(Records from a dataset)
::::

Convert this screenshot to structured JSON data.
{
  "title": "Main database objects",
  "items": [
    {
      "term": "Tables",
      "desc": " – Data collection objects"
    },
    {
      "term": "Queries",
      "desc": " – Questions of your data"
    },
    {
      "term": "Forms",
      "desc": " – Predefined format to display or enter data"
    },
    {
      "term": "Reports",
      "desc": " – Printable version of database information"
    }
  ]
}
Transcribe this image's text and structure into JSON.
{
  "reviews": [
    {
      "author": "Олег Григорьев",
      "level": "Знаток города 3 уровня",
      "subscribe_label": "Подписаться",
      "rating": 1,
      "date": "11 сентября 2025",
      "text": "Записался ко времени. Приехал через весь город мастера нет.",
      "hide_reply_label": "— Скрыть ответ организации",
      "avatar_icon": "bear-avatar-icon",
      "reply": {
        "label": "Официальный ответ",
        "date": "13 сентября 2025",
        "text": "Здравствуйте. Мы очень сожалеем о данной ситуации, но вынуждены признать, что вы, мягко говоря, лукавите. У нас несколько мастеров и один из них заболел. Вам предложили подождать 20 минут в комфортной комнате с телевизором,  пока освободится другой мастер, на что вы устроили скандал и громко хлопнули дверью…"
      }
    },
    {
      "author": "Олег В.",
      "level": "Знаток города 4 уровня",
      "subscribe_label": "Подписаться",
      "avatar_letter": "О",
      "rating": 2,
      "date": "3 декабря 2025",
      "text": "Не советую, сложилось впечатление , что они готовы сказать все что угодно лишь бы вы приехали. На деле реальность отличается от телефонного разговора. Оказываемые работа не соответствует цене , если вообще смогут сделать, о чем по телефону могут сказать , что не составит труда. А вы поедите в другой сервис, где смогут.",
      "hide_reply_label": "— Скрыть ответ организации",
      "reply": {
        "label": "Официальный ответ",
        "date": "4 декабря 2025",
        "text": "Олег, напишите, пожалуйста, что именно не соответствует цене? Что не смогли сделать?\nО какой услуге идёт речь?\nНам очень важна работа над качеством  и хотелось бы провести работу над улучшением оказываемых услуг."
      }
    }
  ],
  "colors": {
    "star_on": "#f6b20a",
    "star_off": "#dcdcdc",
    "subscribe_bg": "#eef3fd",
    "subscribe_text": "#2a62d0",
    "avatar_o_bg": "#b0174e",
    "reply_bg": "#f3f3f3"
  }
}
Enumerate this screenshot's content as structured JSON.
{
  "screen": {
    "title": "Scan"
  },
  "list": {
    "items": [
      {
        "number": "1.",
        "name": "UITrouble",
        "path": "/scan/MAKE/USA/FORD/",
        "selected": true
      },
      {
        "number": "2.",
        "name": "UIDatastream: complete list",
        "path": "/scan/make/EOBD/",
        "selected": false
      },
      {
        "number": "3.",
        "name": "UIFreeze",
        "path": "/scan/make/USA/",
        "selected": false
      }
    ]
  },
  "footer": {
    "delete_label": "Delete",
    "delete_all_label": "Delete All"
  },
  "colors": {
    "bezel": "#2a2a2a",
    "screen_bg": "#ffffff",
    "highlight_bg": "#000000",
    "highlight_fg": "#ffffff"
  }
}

::::

Output the listing above without altering a single character.

[EXERCISE RESULT]
Convert this screenshot to structured JSON data.
{
  "title": "Main database objects",
  "items": [
    {
      "term": "Tables",
      "desc": " – Data collection objects"
    },
    {
      "term": "Queries",
      "desc": " – Questions of your data"
    },
    {
      "term": "Forms",
      "desc": " – Predefined format to display or enter data"
    },
    {
      "term": "Reports",
      "desc": " – Printable version of database information"
    }
  ]
}
Transcribe this image's text and structure into JSON.
{
  "reviews": [
    {
      "author": "Олег Григорьев",
      "level": "Знаток города 3 уровня",
      "subscribe_label": "Подписаться",
      "rating": 1,
      "date": "11 сентября 2025",
      "text": "Записался ко времени. Приехал через весь город мастера нет.",
      "hide_reply_label": "— Скрыть ответ организации",
      "avatar_icon": "bear-avatar-icon",
      "reply": {
        "label": "Официальный ответ",
        "date": "13 сентября 2025",
        "text": "Здравствуйте. Мы очень сожалеем о данной ситуации, но вынуждены признать, что вы, мягко говоря, лукавите. У нас несколько мастеров и один из них заболел. Вам предложили подождать 20 минут в комфортной комнате с телевизором,  пока освободится другой мастер, на что вы устроили скандал и громко хлопнули дверью…"
      }
    },
    {
      "author": "Олег В.",
      "level": "Знаток города 4 уровня",
      "subscribe_label": "Подписаться",
      "avatar_letter": "О",
      "rating": 2,
      "date": "3 декабря 2025",
      "text": "Не советую, сложилось впечатление , что они готовы сказать все что угодно лишь бы вы приехали. На деле реальность отличается от телефонного разговора. Оказываемые работа не соответствует цене , если вообще смогут сделать, о чем по телефону могут сказать , что не составит труда. А вы поедите в другой сервис, где смогут.",
      "hide_reply_label": "— Скрыть ответ организации",
      "reply": {
        "label": "Официальный ответ",
        "date": "4 декабря 2025",
        "text": "Олег, напишите, пожалуйста, что именно не соответствует цене? Что не смогли сделать?\nО какой услуге идёт речь?\nНам очень важна работа над качеством  и хотелось бы провести работу над улучшением оказываемых услуг."
      }
    }
  ],
  "colors": {
    "star_on": "#f6b20a",
    "star_off": "#dcdcdc",
    "subscribe_bg": "#eef3fd",
    "subscribe_text": "#2a62d0",
    "avatar_o_bg": "#b0174e",
    "reply_bg": "#f3f3f3"
  }
}
Enumerate this screenshot's content as structured JSON.
{
  "screen": {
    "title": "Scan"
  },
  "list": {
    "items": [
      {
        "number": "1.",
        "name": "UITrouble",
        "path": "/scan/MAKE/USA/FORD/",
        "selected": true
      },
      {
        "number": "2.",
        "name": "UIDatastream: complete list",
        "path": "/scan/make/EOBD/",
        "selected": false
      },
      {
        "number": "3.",
        "name": "UIFreeze",
        "path": "/scan/make/USA/",
        "selected": false
      }
    ]
  },
  "footer": {
    "delete_label": "Delete",
    "delete_all_label": "Delete All"
  },
  "colors": {
    "bezel": "#2a2a2a",
    "screen_bg": "#ffffff",
    "highlight_bg": "#000000",
    "highlight_fg": "#ffffff"
  }
}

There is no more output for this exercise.